# DATA SUPPLIED start

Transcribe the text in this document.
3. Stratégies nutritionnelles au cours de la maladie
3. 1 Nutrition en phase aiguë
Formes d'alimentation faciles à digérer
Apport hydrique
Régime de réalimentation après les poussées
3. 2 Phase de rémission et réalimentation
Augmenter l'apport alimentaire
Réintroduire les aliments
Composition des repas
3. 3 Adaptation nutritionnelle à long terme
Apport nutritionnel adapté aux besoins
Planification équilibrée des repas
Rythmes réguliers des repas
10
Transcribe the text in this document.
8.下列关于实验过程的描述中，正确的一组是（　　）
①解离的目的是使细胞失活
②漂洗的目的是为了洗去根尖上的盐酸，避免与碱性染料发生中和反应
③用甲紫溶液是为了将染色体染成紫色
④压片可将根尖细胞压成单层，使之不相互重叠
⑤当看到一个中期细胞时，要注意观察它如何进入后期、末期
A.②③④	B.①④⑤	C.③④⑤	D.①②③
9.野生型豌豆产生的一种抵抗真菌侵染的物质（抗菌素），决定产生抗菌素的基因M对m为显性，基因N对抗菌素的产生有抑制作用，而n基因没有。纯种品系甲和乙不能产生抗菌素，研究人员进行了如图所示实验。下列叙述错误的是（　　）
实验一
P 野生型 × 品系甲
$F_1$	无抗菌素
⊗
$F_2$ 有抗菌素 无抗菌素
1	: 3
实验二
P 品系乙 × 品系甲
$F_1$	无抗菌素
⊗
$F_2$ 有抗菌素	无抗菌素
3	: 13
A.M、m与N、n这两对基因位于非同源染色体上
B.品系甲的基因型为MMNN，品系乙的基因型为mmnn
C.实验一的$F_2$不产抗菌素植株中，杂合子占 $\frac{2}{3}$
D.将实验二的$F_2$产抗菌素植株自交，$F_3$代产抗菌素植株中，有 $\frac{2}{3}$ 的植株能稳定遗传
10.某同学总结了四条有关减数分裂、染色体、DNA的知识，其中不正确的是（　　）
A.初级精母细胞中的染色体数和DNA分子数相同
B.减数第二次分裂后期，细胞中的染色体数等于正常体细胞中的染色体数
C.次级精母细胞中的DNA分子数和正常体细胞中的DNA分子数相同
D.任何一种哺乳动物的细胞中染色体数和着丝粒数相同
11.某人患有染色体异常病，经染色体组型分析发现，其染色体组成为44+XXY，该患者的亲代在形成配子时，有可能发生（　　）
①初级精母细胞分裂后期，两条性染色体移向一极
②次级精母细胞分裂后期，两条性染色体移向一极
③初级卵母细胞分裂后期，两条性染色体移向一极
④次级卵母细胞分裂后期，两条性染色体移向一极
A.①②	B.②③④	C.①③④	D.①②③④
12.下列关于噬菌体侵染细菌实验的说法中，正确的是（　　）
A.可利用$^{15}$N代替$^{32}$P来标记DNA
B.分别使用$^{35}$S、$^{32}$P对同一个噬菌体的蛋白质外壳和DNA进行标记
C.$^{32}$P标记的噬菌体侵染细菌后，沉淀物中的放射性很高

# DATA SUPPLIED end

| WHAT YOU ARE ASKED TO DO |
Repeat the listing in full, keeping every line exactly as it is.

| SOLUTION TO THIS EXERCISE |
Transcribe the text in this document.
3. Stratégies nutritionnelles au cours de la maladie
3. 1 Nutrition en phase aiguë
Formes d'alimentation faciles à digérer
Apport hydrique
Régime de réalimentation après les poussées
3. 2 Phase de rémission et réalimentation
Augmenter l'apport alimentaire
Réintroduire les aliments
Composition des repas
3. 3 Adaptation nutritionnelle à long terme
Apport nutritionnel adapté aux besoins
Planification équilibrée des repas
Rythmes réguliers des repas
10
Transcribe the text in this document.
8.下列关于实验过程的描述中，正确的一组是（　　）
①解离的目的是使细胞失活
②漂洗的目的是为了洗去根尖上的盐酸，避免与碱性染料发生中和反应
③用甲紫溶液是为了将染色体染成紫色
④压片可将根尖细胞压成单层，使之不相互重叠
⑤当看到一个中期细胞时，要注意观察它如何进入后期、末期
A.②③④	B.①④⑤	C.③④⑤	D.①②③
9.野生型豌豆产生的一种抵抗真菌侵染的物质（抗菌素），决定产生抗菌素的基因M对m为显性，基因N对抗菌素的产生有抑制作用，而n基因没有。纯种品系甲和乙不能产生抗菌素，研究人员进行了如图所示实验。下列叙述错误的是（　　）
实验一
P 野生型 × 品系甲
$F_1$	无抗菌素
⊗
$F_2$ 有抗菌素 无抗菌素
1	: 3
实验二
P 品系乙 × 品系甲
$F_1$	无抗菌素
⊗
$F_2$ 有抗菌素	无抗菌素
3	: 13
A.M、m与N、n这两对基因位于非同源染色体上
B.品系甲的基因型为MMNN，品系乙的基因型为mmnn
C.实验一的$F_2$不产抗菌素植株中，杂合子占 $\frac{2}{3}$
D.将实验二的$F_2$产抗菌素植株自交，$F_3$代产抗菌素植株中，有 $\frac{2}{3}$ 的植株能稳定遗传
10.某同学总结了四条有关减数分裂、染色体、DNA的知识，其中不正确的是（　　）
A.初级精母细胞中的染色体数和DNA分子数相同
B.减数第二次分裂后期，细胞中的染色体数等于正常体细胞中的染色体数
C.次级精母细胞中的DNA分子数和正常体细胞中的DNA分子数相同
D.任何一种哺乳动物的细胞中染色体数和着丝粒数相同
11.某人患有染色体异常病，经染色体组型分析发现，其染色体组成为44+XXY，该患者的亲代在形成配子时，有可能发生（　　）
①初级精母细胞分裂后期，两条性染色体移向一极
②次级精母细胞分裂后期，两条性染色体移向一极
③初级卵母细胞分裂后期，两条性染色体移向一极
④次级卵母细胞分裂后期，两条性染色体移向一极
A.①②	B.②③④	C.①③④	D.①②③④
12.下列关于噬菌体侵染细菌实验的说法中，正确的是（　　）
A.可利用$^{15}$N代替$^{32}$P来标记DNA
B.分别使用$^{35}$S、$^{32}$P对同一个噬菌体的蛋白质外壳和DNA进行标记
C.$^{32}$P标记的噬菌体侵染细菌后，沉淀物中的放射性很高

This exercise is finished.